▶ _Directions for this task_
Count how many lines mention the word "source". Write that number alone.

▶ _Data to process_
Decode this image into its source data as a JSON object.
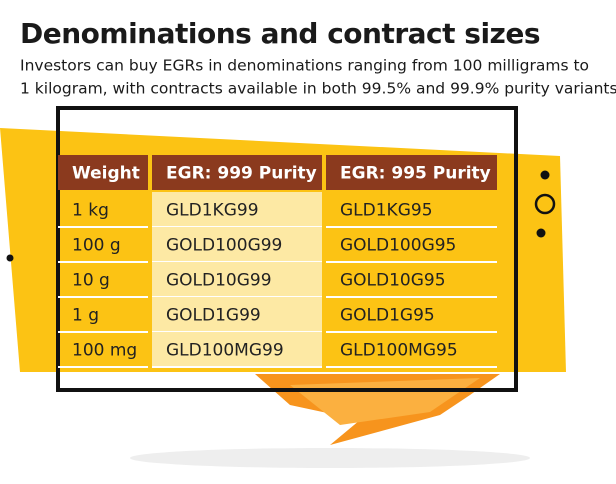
{
  "header": {
    "title": "Denominations and contract sizes",
    "subtitle_lines": [
      "Investors can buy EGRs in denominations ranging from 100 milligrams to",
      "1 kilogram, with contracts available in both 99.5% and 99.9% purity variants."
    ]
  },
  "table": {
    "columns": [
      "Weight",
      "EGR: 999 Purity",
      "EGR: 995 Purity"
    ],
    "rows": [
      [
        "1 kg",
        "GLD1KG99",
        "GLD1KG95"
      ],
      [
        "100 g",
        "GOLD100G99",
        "GOLD100G95"
      ],
      [
        "10 g",
        "GOLD10G99",
        "GOLD10G95"
      ],
      [
        "1 g",
        "GOLD1G99",
        "GOLD1G95"
      ],
      [
        "100 mg",
        "GLD100MG99",
        "GLD100MG95"
      ]
    ]
  }
}
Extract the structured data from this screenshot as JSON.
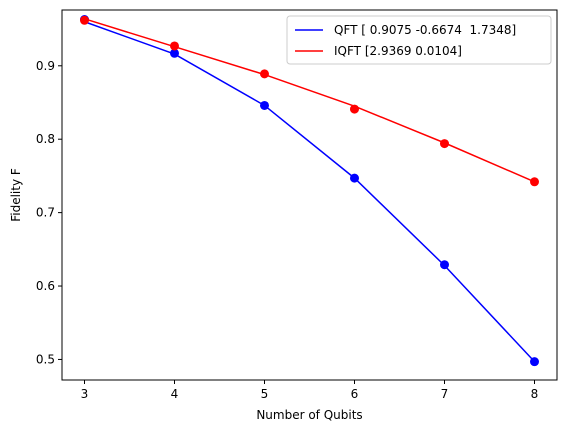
{
  "chart_data": {
    "type": "line",
    "xlabel": "Number of Qubits",
    "ylabel": "Fidelity F",
    "x": [
      3,
      4,
      5,
      6,
      7,
      8
    ],
    "xlim": [
      2.75,
      8.25
    ],
    "ylim": [
      0.472,
      0.976
    ],
    "xticks": [
      3,
      4,
      5,
      6,
      7,
      8
    ],
    "yticks": [
      0.5,
      0.6,
      0.7,
      0.8,
      0.9
    ],
    "xtick_labels": [
      "3",
      "4",
      "5",
      "6",
      "7",
      "8"
    ],
    "ytick_labels": [
      "0.5",
      "0.6",
      "0.7",
      "0.8",
      "0.9"
    ],
    "grid": false,
    "legend_position": "top-right",
    "series": [
      {
        "name": "QFT [ 0.9075 -0.6674  1.7348]",
        "color": "#0000ff",
        "points": [
          0.963,
          0.917,
          0.846,
          0.747,
          0.629,
          0.497
        ],
        "fit": [
          0.96,
          0.916,
          0.846,
          0.747,
          0.628,
          0.497
        ]
      },
      {
        "name": "IQFT [2.9369 0.0104]",
        "color": "#ff0000",
        "points": [
          0.962,
          0.927,
          0.889,
          0.841,
          0.794,
          0.742
        ],
        "fit": [
          0.964,
          0.926,
          0.888,
          0.845,
          0.795,
          0.742
        ]
      }
    ]
  }
}
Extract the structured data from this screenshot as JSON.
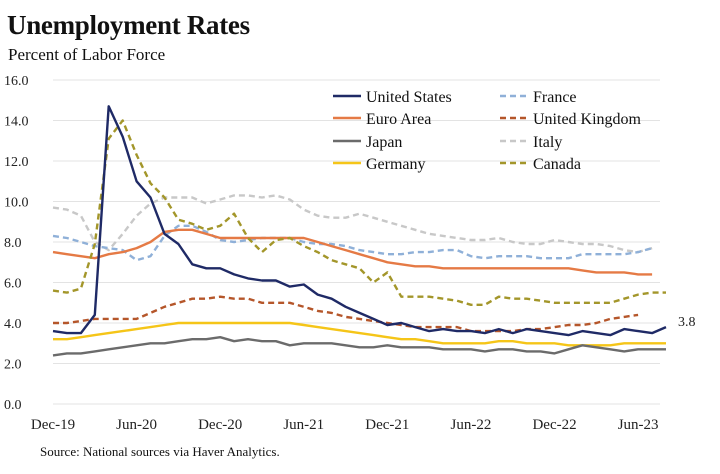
{
  "title": "Unemployment Rates",
  "subtitle": "Percent of Labor Force",
  "source": "Source: National sources via Haver Analytics.",
  "chart_data": {
    "type": "line",
    "title": "Unemployment Rates",
    "ylabel": "Percent of Labor Force",
    "ylim": [
      0,
      16
    ],
    "yticks": [
      "0.0",
      "2.0",
      "4.0",
      "6.0",
      "8.0",
      "10.0",
      "12.0",
      "14.0",
      "16.0"
    ],
    "xtick_labels": [
      "Dec-19",
      "Jun-20",
      "Dec-20",
      "Jun-21",
      "Dec-21",
      "Jun-22",
      "Dec-22",
      "Jun-23"
    ],
    "x_start": "Dec-19",
    "x_end": "Aug-23",
    "frequency": "monthly",
    "grid": true,
    "legend_position": "top-right",
    "end_label": "3.8",
    "series": [
      {
        "name": "United States",
        "color": "#1f2a66",
        "dash": false,
        "values": [
          3.6,
          3.5,
          3.5,
          4.4,
          14.7,
          13.2,
          11.0,
          10.2,
          8.4,
          7.9,
          6.9,
          6.7,
          6.7,
          6.4,
          6.2,
          6.1,
          6.1,
          5.8,
          5.9,
          5.4,
          5.2,
          4.8,
          4.5,
          4.2,
          3.9,
          4.0,
          3.8,
          3.6,
          3.7,
          3.6,
          3.6,
          3.5,
          3.7,
          3.5,
          3.7,
          3.6,
          3.5,
          3.4,
          3.6,
          3.5,
          3.4,
          3.7,
          3.6,
          3.5,
          3.8
        ]
      },
      {
        "name": "France",
        "color": "#8fb0d8",
        "dash": true,
        "values": [
          8.3,
          8.2,
          8.0,
          7.8,
          7.7,
          7.6,
          7.1,
          7.3,
          8.3,
          8.8,
          8.8,
          8.5,
          8.1,
          8.0,
          8.1,
          8.2,
          8.2,
          8.2,
          8.0,
          7.9,
          7.9,
          7.8,
          7.6,
          7.5,
          7.4,
          7.4,
          7.5,
          7.5,
          7.6,
          7.6,
          7.3,
          7.2,
          7.3,
          7.3,
          7.3,
          7.2,
          7.2,
          7.2,
          7.4,
          7.4,
          7.4,
          7.4,
          7.5,
          7.7,
          null
        ]
      },
      {
        "name": "Euro Area",
        "color": "#e57a45",
        "dash": false,
        "values": [
          7.5,
          7.4,
          7.3,
          7.2,
          7.4,
          7.5,
          7.7,
          8.0,
          8.5,
          8.6,
          8.6,
          8.4,
          8.2,
          8.2,
          8.2,
          8.2,
          8.2,
          8.2,
          8.2,
          8.0,
          7.8,
          7.6,
          7.4,
          7.2,
          7.0,
          6.9,
          6.8,
          6.8,
          6.7,
          6.7,
          6.7,
          6.7,
          6.7,
          6.7,
          6.7,
          6.7,
          6.7,
          6.7,
          6.6,
          6.5,
          6.5,
          6.5,
          6.4,
          6.4,
          null
        ]
      },
      {
        "name": "United Kingdom",
        "color": "#b5562a",
        "dash": true,
        "values": [
          4.0,
          4.0,
          4.1,
          4.2,
          4.2,
          4.2,
          4.2,
          4.5,
          4.8,
          5.0,
          5.2,
          5.2,
          5.3,
          5.2,
          5.2,
          5.0,
          5.0,
          5.0,
          4.8,
          4.6,
          4.5,
          4.3,
          4.2,
          4.1,
          4.0,
          3.9,
          3.8,
          3.8,
          3.8,
          3.8,
          3.6,
          3.6,
          3.6,
          3.6,
          3.7,
          3.7,
          3.8,
          3.9,
          3.9,
          4.0,
          4.2,
          4.3,
          4.4,
          null,
          null
        ]
      },
      {
        "name": "Japan",
        "color": "#6b6b6b",
        "dash": false,
        "values": [
          2.4,
          2.5,
          2.5,
          2.6,
          2.7,
          2.8,
          2.9,
          3.0,
          3.0,
          3.1,
          3.2,
          3.2,
          3.3,
          3.1,
          3.2,
          3.1,
          3.1,
          2.9,
          3.0,
          3.0,
          3.0,
          2.9,
          2.8,
          2.8,
          2.9,
          2.8,
          2.8,
          2.8,
          2.7,
          2.7,
          2.7,
          2.6,
          2.7,
          2.7,
          2.6,
          2.6,
          2.5,
          2.7,
          2.9,
          2.8,
          2.7,
          2.6,
          2.7,
          2.7,
          2.7
        ]
      },
      {
        "name": "Italy",
        "color": "#c8c8c8",
        "dash": true,
        "values": [
          9.7,
          9.6,
          9.3,
          8.0,
          7.6,
          8.4,
          9.3,
          9.9,
          10.2,
          10.2,
          10.2,
          9.9,
          10.1,
          10.3,
          10.3,
          10.2,
          10.3,
          10.1,
          9.6,
          9.3,
          9.2,
          9.2,
          9.4,
          9.2,
          9.0,
          8.8,
          8.6,
          8.4,
          8.3,
          8.2,
          8.1,
          8.1,
          8.2,
          8.0,
          7.9,
          7.9,
          8.1,
          8.0,
          7.9,
          7.9,
          7.8,
          7.6,
          7.5,
          7.7,
          null
        ]
      },
      {
        "name": "Germany",
        "color": "#f5c518",
        "dash": false,
        "values": [
          3.2,
          3.2,
          3.3,
          3.4,
          3.5,
          3.6,
          3.7,
          3.8,
          3.9,
          4.0,
          4.0,
          4.0,
          4.0,
          4.0,
          4.0,
          4.0,
          4.0,
          4.0,
          3.9,
          3.8,
          3.7,
          3.6,
          3.5,
          3.4,
          3.3,
          3.2,
          3.2,
          3.1,
          3.0,
          3.0,
          3.0,
          3.0,
          3.1,
          3.1,
          3.0,
          3.0,
          3.0,
          2.9,
          2.9,
          2.9,
          2.9,
          3.0,
          3.0,
          3.0,
          3.0
        ]
      },
      {
        "name": "Canada",
        "color": "#a3962a",
        "dash": true,
        "values": [
          5.6,
          5.5,
          5.7,
          7.9,
          13.1,
          14.0,
          12.3,
          10.9,
          10.2,
          9.1,
          8.9,
          8.6,
          8.8,
          9.4,
          8.2,
          7.5,
          8.1,
          8.2,
          7.8,
          7.5,
          7.1,
          6.9,
          6.7,
          6.0,
          6.5,
          5.3,
          5.3,
          5.3,
          5.2,
          5.1,
          4.9,
          4.9,
          5.3,
          5.2,
          5.2,
          5.1,
          5.0,
          5.0,
          5.0,
          5.0,
          5.0,
          5.2,
          5.4,
          5.5,
          5.5
        ]
      }
    ]
  }
}
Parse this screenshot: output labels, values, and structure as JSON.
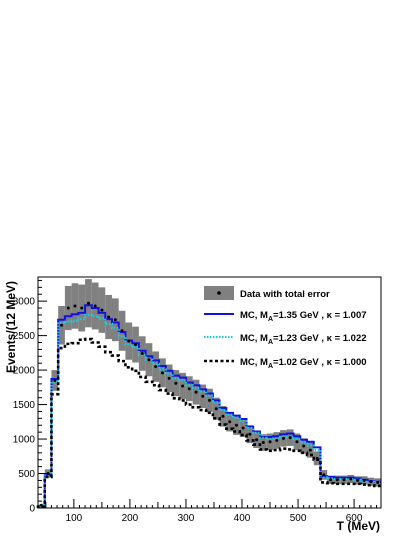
{
  "chart_data": {
    "type": "line",
    "xlabel": "T (MeV)",
    "ylabel": "Events/(12 MeV)",
    "xlim": [
      36,
      648
    ],
    "ylim": [
      0,
      3350
    ],
    "x_ticks": [
      100,
      200,
      300,
      400,
      500,
      600
    ],
    "y_ticks": [
      0,
      500,
      1000,
      1500,
      2000,
      2500,
      3000
    ],
    "bin_width": 12,
    "bin_edges": [
      36,
      48,
      60,
      72,
      84,
      96,
      108,
      120,
      132,
      144,
      156,
      168,
      180,
      192,
      204,
      216,
      228,
      240,
      252,
      264,
      276,
      288,
      300,
      312,
      324,
      336,
      348,
      360,
      372,
      384,
      396,
      408,
      420,
      432,
      444,
      456,
      468,
      480,
      492,
      504,
      516,
      528,
      540,
      552,
      564,
      576,
      588,
      600,
      612,
      624,
      636,
      648
    ],
    "grid": false,
    "legend_position": "top-right",
    "series": [
      {
        "name": "Data with total error",
        "style": "points-with-error-band",
        "color": "#000000",
        "band_color": "#808080",
        "x": [
          42,
          54,
          66,
          78,
          90,
          102,
          114,
          126,
          138,
          150,
          162,
          174,
          186,
          198,
          210,
          222,
          234,
          246,
          258,
          270,
          282,
          294,
          306,
          318,
          330,
          342,
          354,
          366,
          378,
          390,
          402,
          414,
          426,
          438,
          450,
          462,
          474,
          486,
          498,
          510,
          522,
          534,
          546,
          558,
          570,
          582,
          594,
          606,
          618,
          630,
          642
        ],
        "values": [
          40,
          500,
          1850,
          2650,
          2900,
          2930,
          2900,
          2970,
          2930,
          2870,
          2770,
          2730,
          2570,
          2420,
          2370,
          2240,
          2150,
          2050,
          1960,
          1880,
          1810,
          1770,
          1730,
          1680,
          1620,
          1560,
          1440,
          1330,
          1250,
          1200,
          1160,
          1070,
          990,
          950,
          960,
          980,
          1010,
          1020,
          960,
          900,
          840,
          720,
          480,
          410,
          410,
          410,
          420,
          400,
          400,
          380,
          370
        ],
        "error": [
          10,
          60,
          150,
          280,
          320,
          330,
          340,
          350,
          340,
          330,
          320,
          310,
          290,
          270,
          260,
          250,
          240,
          220,
          210,
          200,
          190,
          190,
          180,
          180,
          170,
          170,
          160,
          150,
          140,
          140,
          130,
          130,
          120,
          120,
          120,
          120,
          120,
          120,
          120,
          110,
          110,
          100,
          70,
          60,
          60,
          60,
          60,
          60,
          60,
          60,
          60
        ]
      },
      {
        "name": "MC, M_A=1.35 GeV , κ = 1.007",
        "legend_label": "MC, M",
        "legend_sub": "A",
        "legend_rest": "=1.35 GeV , κ = 1.007",
        "style": "solid",
        "color": "#1212e0",
        "values": [
          20,
          480,
          1870,
          2730,
          2780,
          2810,
          2830,
          2940,
          2900,
          2830,
          2740,
          2690,
          2550,
          2430,
          2390,
          2280,
          2200,
          2140,
          2060,
          1990,
          1920,
          1890,
          1820,
          1780,
          1720,
          1660,
          1560,
          1450,
          1380,
          1340,
          1290,
          1180,
          1110,
          1030,
          1030,
          1040,
          1070,
          1080,
          1040,
          990,
          960,
          880,
          460,
          450,
          440,
          440,
          440,
          430,
          410,
          390,
          380
        ]
      },
      {
        "name": "MC, M_A=1.23 GeV , κ = 1.022",
        "legend_label": "MC, M",
        "legend_sub": "A",
        "legend_rest": "=1.23 GeV , κ = 1.022",
        "style": "dotted",
        "color": "#22c8dc",
        "values": [
          20,
          470,
          1830,
          2680,
          2700,
          2710,
          2740,
          2800,
          2780,
          2750,
          2670,
          2610,
          2490,
          2370,
          2330,
          2220,
          2150,
          2090,
          2010,
          1950,
          1880,
          1850,
          1780,
          1740,
          1690,
          1630,
          1530,
          1420,
          1350,
          1310,
          1260,
          1160,
          1090,
          1020,
          1000,
          1010,
          1030,
          1030,
          1000,
          950,
          910,
          840,
          440,
          430,
          420,
          420,
          420,
          410,
          390,
          380,
          370
        ]
      },
      {
        "name": "MC, M_A=1.02 GeV , κ = 1.000",
        "legend_label": "MC, M",
        "legend_sub": "A",
        "legend_rest": "=1.02 GeV , κ = 1.000",
        "style": "dashed",
        "color": "#000000",
        "values": [
          20,
          450,
          1650,
          2320,
          2380,
          2390,
          2440,
          2450,
          2400,
          2340,
          2260,
          2210,
          2130,
          2040,
          1990,
          1900,
          1830,
          1780,
          1710,
          1660,
          1590,
          1560,
          1500,
          1460,
          1420,
          1380,
          1300,
          1210,
          1150,
          1110,
          1060,
          980,
          920,
          850,
          830,
          840,
          860,
          850,
          830,
          800,
          770,
          700,
          370,
          360,
          350,
          350,
          350,
          350,
          340,
          330,
          320
        ]
      }
    ]
  }
}
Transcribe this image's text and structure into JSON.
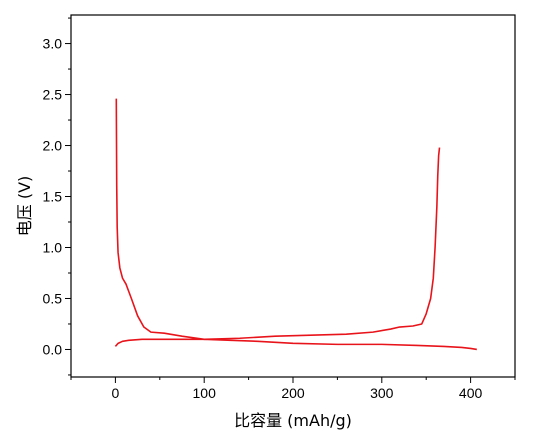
{
  "chart_data": {
    "type": "line",
    "title": "",
    "xlabel": "比容量 (mAh/g)",
    "ylabel": "电压 (V)",
    "xlim": [
      -50,
      450
    ],
    "ylim": [
      -0.27,
      3.28
    ],
    "x_ticks": [
      0,
      100,
      200,
      300,
      400
    ],
    "y_ticks": [
      0.0,
      0.5,
      1.0,
      1.5,
      2.0,
      2.5,
      3.0
    ],
    "x_tick_labels": [
      "0",
      "100",
      "200",
      "300",
      "400"
    ],
    "y_tick_labels": [
      "0.0",
      "0.5",
      "1.0",
      "1.5",
      "2.0",
      "2.5",
      "3.0"
    ],
    "grid": false,
    "line_color": "#e8141b",
    "series": [
      {
        "x": [
          1,
          1.5,
          2,
          3,
          5,
          8,
          12,
          18,
          25,
          32,
          40,
          55,
          75,
          100,
          130,
          160,
          200,
          250,
          300,
          340,
          370,
          390,
          400,
          407
        ],
        "y": [
          2.46,
          1.6,
          1.2,
          0.95,
          0.8,
          0.7,
          0.64,
          0.5,
          0.33,
          0.22,
          0.17,
          0.16,
          0.13,
          0.1,
          0.09,
          0.08,
          0.06,
          0.05,
          0.05,
          0.04,
          0.03,
          0.02,
          0.01,
          0.0
        ]
      },
      {
        "x": [
          0,
          3,
          8,
          15,
          30,
          60,
          100,
          140,
          180,
          220,
          260,
          290,
          310,
          320,
          335,
          345,
          350,
          355,
          358,
          360,
          362,
          363,
          364,
          365
        ],
        "y": [
          0.03,
          0.06,
          0.08,
          0.09,
          0.1,
          0.1,
          0.1,
          0.11,
          0.13,
          0.14,
          0.15,
          0.17,
          0.2,
          0.22,
          0.23,
          0.25,
          0.35,
          0.5,
          0.7,
          1.0,
          1.4,
          1.7,
          1.9,
          1.98
        ]
      }
    ]
  }
}
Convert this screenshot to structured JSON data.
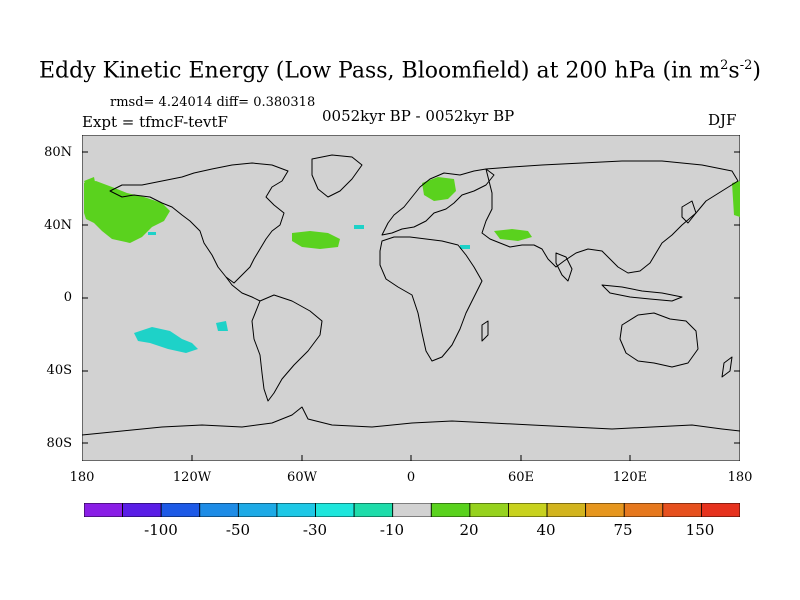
{
  "title": "Eddy Kinetic Energy (Low Pass, Bloomfield) at 200 hPa (in m",
  "title_sup1": "2",
  "title_mid": "s",
  "title_sup2": "-2",
  "title_end": ")",
  "stats": "rmsd= 4.24014  diff= 0.380318",
  "experiment": "Expt = tfmcF-tevtF",
  "period": "0052kyr BP - 0052kyr BP",
  "season": "DJF",
  "lat_labels": [
    "80N",
    "40N",
    "0",
    "40S",
    "80S"
  ],
  "lon_labels": [
    "180",
    "120W",
    "60W",
    "0",
    "60E",
    "120E",
    "180"
  ],
  "colorbar": {
    "colors": [
      "#8a1ee6",
      "#5a1ee6",
      "#1e5ae6",
      "#1e8ce6",
      "#1eaae6",
      "#1ec8e6",
      "#1ee6dc",
      "#1edcaa",
      "#d2d2d2",
      "#5ad21e",
      "#96d21e",
      "#c8d21e",
      "#d2b41e",
      "#e6961e",
      "#e6781e",
      "#e6501e",
      "#e6321e"
    ],
    "labels": [
      "-100",
      "-50",
      "-30",
      "-10",
      "20",
      "40",
      "75",
      "150"
    ]
  },
  "colors": {
    "background": "#d2d2d2",
    "positive": "#5ad21e",
    "negative": "#1ed2c8",
    "coast": "#000000"
  }
}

▶ _The reply_
2